═══ SUPPLIED RECORDS ═══

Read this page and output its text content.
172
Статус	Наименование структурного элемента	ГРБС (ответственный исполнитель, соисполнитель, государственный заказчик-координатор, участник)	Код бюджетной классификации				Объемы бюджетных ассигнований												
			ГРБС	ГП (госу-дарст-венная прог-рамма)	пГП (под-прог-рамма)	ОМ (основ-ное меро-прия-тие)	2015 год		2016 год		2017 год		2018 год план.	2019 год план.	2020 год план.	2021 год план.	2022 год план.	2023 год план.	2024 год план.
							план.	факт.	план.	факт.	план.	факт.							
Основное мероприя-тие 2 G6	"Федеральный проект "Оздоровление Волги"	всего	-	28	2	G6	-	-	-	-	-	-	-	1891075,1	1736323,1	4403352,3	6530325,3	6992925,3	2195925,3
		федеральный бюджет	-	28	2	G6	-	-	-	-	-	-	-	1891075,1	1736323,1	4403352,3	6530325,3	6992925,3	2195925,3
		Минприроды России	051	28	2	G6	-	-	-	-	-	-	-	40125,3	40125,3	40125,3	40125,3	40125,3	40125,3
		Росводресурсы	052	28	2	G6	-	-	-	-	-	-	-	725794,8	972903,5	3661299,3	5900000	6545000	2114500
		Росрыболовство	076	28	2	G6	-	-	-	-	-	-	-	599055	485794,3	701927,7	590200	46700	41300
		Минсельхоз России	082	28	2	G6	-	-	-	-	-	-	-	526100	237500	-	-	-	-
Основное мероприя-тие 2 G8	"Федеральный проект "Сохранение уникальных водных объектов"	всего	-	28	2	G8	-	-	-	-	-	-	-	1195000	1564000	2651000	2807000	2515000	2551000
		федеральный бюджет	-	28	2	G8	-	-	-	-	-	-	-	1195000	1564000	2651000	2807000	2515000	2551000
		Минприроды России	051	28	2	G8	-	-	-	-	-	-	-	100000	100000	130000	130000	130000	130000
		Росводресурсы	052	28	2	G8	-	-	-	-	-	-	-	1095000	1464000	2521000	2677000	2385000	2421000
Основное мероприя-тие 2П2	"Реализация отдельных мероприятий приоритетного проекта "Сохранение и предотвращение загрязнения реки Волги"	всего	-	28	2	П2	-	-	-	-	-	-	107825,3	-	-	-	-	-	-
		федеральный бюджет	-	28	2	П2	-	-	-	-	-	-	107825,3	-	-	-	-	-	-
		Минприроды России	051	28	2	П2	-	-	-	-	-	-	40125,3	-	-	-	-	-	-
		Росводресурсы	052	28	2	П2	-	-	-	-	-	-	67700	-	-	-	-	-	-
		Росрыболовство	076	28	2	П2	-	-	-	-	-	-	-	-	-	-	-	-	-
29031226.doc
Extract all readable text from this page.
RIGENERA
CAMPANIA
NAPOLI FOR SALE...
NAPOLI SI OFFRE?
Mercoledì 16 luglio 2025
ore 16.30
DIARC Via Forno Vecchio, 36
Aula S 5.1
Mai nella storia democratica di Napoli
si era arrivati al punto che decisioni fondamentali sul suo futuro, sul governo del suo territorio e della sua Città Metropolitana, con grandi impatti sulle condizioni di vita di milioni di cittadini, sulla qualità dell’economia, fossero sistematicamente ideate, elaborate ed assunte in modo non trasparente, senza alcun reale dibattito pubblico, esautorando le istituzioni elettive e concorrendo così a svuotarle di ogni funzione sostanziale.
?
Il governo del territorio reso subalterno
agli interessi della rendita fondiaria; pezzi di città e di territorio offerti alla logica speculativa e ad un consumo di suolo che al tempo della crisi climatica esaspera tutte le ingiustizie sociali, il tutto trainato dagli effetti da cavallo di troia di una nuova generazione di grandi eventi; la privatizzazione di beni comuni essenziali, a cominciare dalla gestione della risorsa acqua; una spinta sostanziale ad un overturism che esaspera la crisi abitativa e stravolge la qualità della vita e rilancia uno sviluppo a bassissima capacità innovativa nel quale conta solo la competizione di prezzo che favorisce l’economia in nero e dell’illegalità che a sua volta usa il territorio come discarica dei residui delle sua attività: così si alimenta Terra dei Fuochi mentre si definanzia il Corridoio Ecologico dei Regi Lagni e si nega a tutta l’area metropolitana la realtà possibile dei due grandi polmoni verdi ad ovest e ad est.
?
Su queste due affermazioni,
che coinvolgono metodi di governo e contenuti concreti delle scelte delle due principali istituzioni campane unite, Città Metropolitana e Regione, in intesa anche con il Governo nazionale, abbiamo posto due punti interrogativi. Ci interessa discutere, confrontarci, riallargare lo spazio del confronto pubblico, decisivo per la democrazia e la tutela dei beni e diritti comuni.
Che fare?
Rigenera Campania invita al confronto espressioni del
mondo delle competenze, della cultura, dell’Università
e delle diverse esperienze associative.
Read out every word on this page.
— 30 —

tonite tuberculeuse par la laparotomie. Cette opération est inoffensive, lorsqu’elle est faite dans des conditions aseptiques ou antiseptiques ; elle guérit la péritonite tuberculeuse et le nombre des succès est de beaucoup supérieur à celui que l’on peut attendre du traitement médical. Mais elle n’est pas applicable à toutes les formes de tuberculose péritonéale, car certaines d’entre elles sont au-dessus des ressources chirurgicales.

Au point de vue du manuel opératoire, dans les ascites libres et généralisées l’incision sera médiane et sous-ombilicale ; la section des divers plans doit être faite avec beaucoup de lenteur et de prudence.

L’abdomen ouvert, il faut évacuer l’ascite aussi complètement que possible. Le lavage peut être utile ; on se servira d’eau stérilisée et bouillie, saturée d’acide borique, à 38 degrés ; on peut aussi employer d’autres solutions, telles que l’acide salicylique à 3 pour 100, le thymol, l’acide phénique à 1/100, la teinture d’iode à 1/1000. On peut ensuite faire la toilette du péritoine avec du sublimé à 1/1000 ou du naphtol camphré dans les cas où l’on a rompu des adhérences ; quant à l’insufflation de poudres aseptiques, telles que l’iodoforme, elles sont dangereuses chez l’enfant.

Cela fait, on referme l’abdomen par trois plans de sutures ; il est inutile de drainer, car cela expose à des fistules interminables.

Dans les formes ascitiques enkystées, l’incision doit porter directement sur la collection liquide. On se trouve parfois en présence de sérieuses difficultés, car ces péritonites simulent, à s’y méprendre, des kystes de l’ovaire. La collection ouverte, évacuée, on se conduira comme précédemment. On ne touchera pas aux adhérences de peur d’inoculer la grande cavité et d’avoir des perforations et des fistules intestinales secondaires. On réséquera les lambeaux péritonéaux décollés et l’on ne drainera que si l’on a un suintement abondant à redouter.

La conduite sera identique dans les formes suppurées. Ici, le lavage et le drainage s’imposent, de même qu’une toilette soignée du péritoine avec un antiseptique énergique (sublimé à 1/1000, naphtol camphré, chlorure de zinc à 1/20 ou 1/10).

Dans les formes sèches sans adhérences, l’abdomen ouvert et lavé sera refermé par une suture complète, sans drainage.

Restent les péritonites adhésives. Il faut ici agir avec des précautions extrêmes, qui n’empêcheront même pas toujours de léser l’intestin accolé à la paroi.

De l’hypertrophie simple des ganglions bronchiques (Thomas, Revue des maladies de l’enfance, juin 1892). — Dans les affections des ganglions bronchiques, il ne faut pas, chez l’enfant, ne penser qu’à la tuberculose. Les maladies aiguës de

═══

■ **TASK TO COMPLETE**
Print all of the data exactly as it was given.

■ **ANSWER TO THIS PROBLEM**
Read this page and output its text content.
172
Статус	Наименование структурного элемента	ГРБС (ответственный исполнитель, соисполнитель, государственный заказчик-координатор, участник)	Код бюджетной классификации				Объемы бюджетных ассигнований												
			ГРБС	ГП (госу-дарст-венная прог-рамма)	пГП (под-прог-рамма)	ОМ (основ-ное меро-прия-тие)	2015 год		2016 год		2017 год		2018 год план.	2019 год план.	2020 год план.	2021 год план.	2022 год план.	2023 год план.	2024 год план.
							план.	факт.	план.	факт.	план.	факт.							
Основное мероприя-тие 2 G6	"Федеральный проект "Оздоровление Волги"	всего	-	28	2	G6	-	-	-	-	-	-	-	1891075,1	1736323,1	4403352,3	6530325,3	6992925,3	2195925,3
		федеральный бюджет	-	28	2	G6	-	-	-	-	-	-	-	1891075,1	1736323,1	4403352,3	6530325,3	6992925,3	2195925,3
		Минприроды России	051	28	2	G6	-	-	-	-	-	-	-	40125,3	40125,3	40125,3	40125,3	40125,3	40125,3
		Росводресурсы	052	28	2	G6	-	-	-	-	-	-	-	725794,8	972903,5	3661299,3	5900000	6545000	2114500
		Росрыболовство	076	28	2	G6	-	-	-	-	-	-	-	599055	485794,3	701927,7	590200	46700	41300
		Минсельхоз России	082	28	2	G6	-	-	-	-	-	-	-	526100	237500	-	-	-	-
Основное мероприя-тие 2 G8	"Федеральный проект "Сохранение уникальных водных объектов"	всего	-	28	2	G8	-	-	-	-	-	-	-	1195000	1564000	2651000	2807000	2515000	2551000
		федеральный бюджет	-	28	2	G8	-	-	-	-	-	-	-	1195000	1564000	2651000	2807000	2515000	2551000
		Минприроды России	051	28	2	G8	-	-	-	-	-	-	-	100000	100000	130000	130000	130000	130000
		Росводресурсы	052	28	2	G8	-	-	-	-	-	-	-	1095000	1464000	2521000	2677000	2385000	2421000
Основное мероприя-тие 2П2	"Реализация отдельных мероприятий приоритетного проекта "Сохранение и предотвращение загрязнения реки Волги"	всего	-	28	2	П2	-	-	-	-	-	-	107825,3	-	-	-	-	-	-
		федеральный бюджет	-	28	2	П2	-	-	-	-	-	-	107825,3	-	-	-	-	-	-
		Минприроды России	051	28	2	П2	-	-	-	-	-	-	40125,3	-	-	-	-	-	-
		Росводресурсы	052	28	2	П2	-	-	-	-	-	-	67700	-	-	-	-	-	-
		Росрыболовство	076	28	2	П2	-	-	-	-	-	-	-	-	-	-	-	-	-
29031226.doc
Extract all readable text from this page.
RIGENERA
CAMPANIA
NAPOLI FOR SALE...
NAPOLI SI OFFRE?
Mercoledì 16 luglio 2025
ore 16.30
DIARC Via Forno Vecchio, 36
Aula S 5.1
Mai nella storia democratica di Napoli
si era arrivati al punto che decisioni fondamentali sul suo futuro, sul governo del suo territorio e della sua Città Metropolitana, con grandi impatti sulle condizioni di vita di milioni di cittadini, sulla qualità dell’economia, fossero sistematicamente ideate, elaborate ed assunte in modo non trasparente, senza alcun reale dibattito pubblico, esautorando le istituzioni elettive e concorrendo così a svuotarle di ogni funzione sostanziale.
?
Il governo del territorio reso subalterno
agli interessi della rendita fondiaria; pezzi di città e di territorio offerti alla logica speculativa e ad un consumo di suolo che al tempo della crisi climatica esaspera tutte le ingiustizie sociali, il tutto trainato dagli effetti da cavallo di troia di una nuova generazione di grandi eventi; la privatizzazione di beni comuni essenziali, a cominciare dalla gestione della risorsa acqua; una spinta sostanziale ad un overturism che esaspera la crisi abitativa e stravolge la qualità della vita e rilancia uno sviluppo a bassissima capacità innovativa nel quale conta solo la competizione di prezzo che favorisce l’economia in nero e dell’illegalità che a sua volta usa il territorio come discarica dei residui delle sua attività: così si alimenta Terra dei Fuochi mentre si definanzia il Corridoio Ecologico dei Regi Lagni e si nega a tutta l’area metropolitana la realtà possibile dei due grandi polmoni verdi ad ovest e ad est.
?
Su queste due affermazioni,
che coinvolgono metodi di governo e contenuti concreti delle scelte delle due principali istituzioni campane unite, Città Metropolitana e Regione, in intesa anche con il Governo nazionale, abbiamo posto due punti interrogativi. Ci interessa discutere, confrontarci, riallargare lo spazio del confronto pubblico, decisivo per la democrazia e la tutela dei beni e diritti comuni.
Che fare?
Rigenera Campania invita al confronto espressioni del
mondo delle competenze, della cultura, dell’Università
e delle diverse esperienze associative.
Read out every word on this page.
— 30 —

tonite tuberculeuse par la laparotomie. Cette opération est inoffensive, lorsqu’elle est faite dans des conditions aseptiques ou antiseptiques ; elle guérit la péritonite tuberculeuse et le nombre des succès est de beaucoup supérieur à celui que l’on peut attendre du traitement médical. Mais elle n’est pas applicable à toutes les formes de tuberculose péritonéale, car certaines d’entre elles sont au-dessus des ressources chirurgicales.

Au point de vue du manuel opératoire, dans les ascites libres et généralisées l’incision sera médiane et sous-ombilicale ; la section des divers plans doit être faite avec beaucoup de lenteur et de prudence.

L’abdomen ouvert, il faut évacuer l’ascite aussi complètement que possible. Le lavage peut être utile ; on se servira d’eau stérilisée et bouillie, saturée d’acide borique, à 38 degrés ; on peut aussi employer d’autres solutions, telles que l’acide salicylique à 3 pour 100, le thymol, l’acide phénique à 1/100, la teinture d’iode à 1/1000. On peut ensuite faire la toilette du péritoine avec du sublimé à 1/1000 ou du naphtol camphré dans les cas où l’on a rompu des adhérences ; quant à l’insufflation de poudres aseptiques, telles que l’iodoforme, elles sont dangereuses chez l’enfant.

Cela fait, on referme l’abdomen par trois plans de sutures ; il est inutile de drainer, car cela expose à des fistules interminables.

Dans les formes ascitiques enkystées, l’incision doit porter directement sur la collection liquide. On se trouve parfois en présence de sérieuses difficultés, car ces péritonites simulent, à s’y méprendre, des kystes de l’ovaire. La collection ouverte, évacuée, on se conduira comme précédemment. On ne touchera pas aux adhérences de peur d’inoculer la grande cavité et d’avoir des perforations et des fistules intestinales secondaires. On réséquera les lambeaux péritonéaux décollés et l’on ne drainera que si l’on a un suintement abondant à redouter.

La conduite sera identique dans les formes suppurées. Ici, le lavage et le drainage s’imposent, de même qu’une toilette soignée du péritoine avec un antiseptique énergique (sublimé à 1/1000, naphtol camphré, chlorure de zinc à 1/20 ou 1/10).

Dans les formes sèches sans adhérences, l’abdomen ouvert et lavé sera refermé par une suture complète, sans drainage.

Restent les péritonites adhésives. Il faut ici agir avec des précautions extrêmes, qui n’empêcheront même pas toujours de léser l’intestin accolé à la paroi.

De l’hypertrophie simple des ganglions bronchiques (Thomas, Revue des maladies de l’enfance, juin 1892). — Dans les affections des ganglions bronchiques, il ne faut pas, chez l’enfant, ne penser qu’à la tuberculose. Les maladies aiguës de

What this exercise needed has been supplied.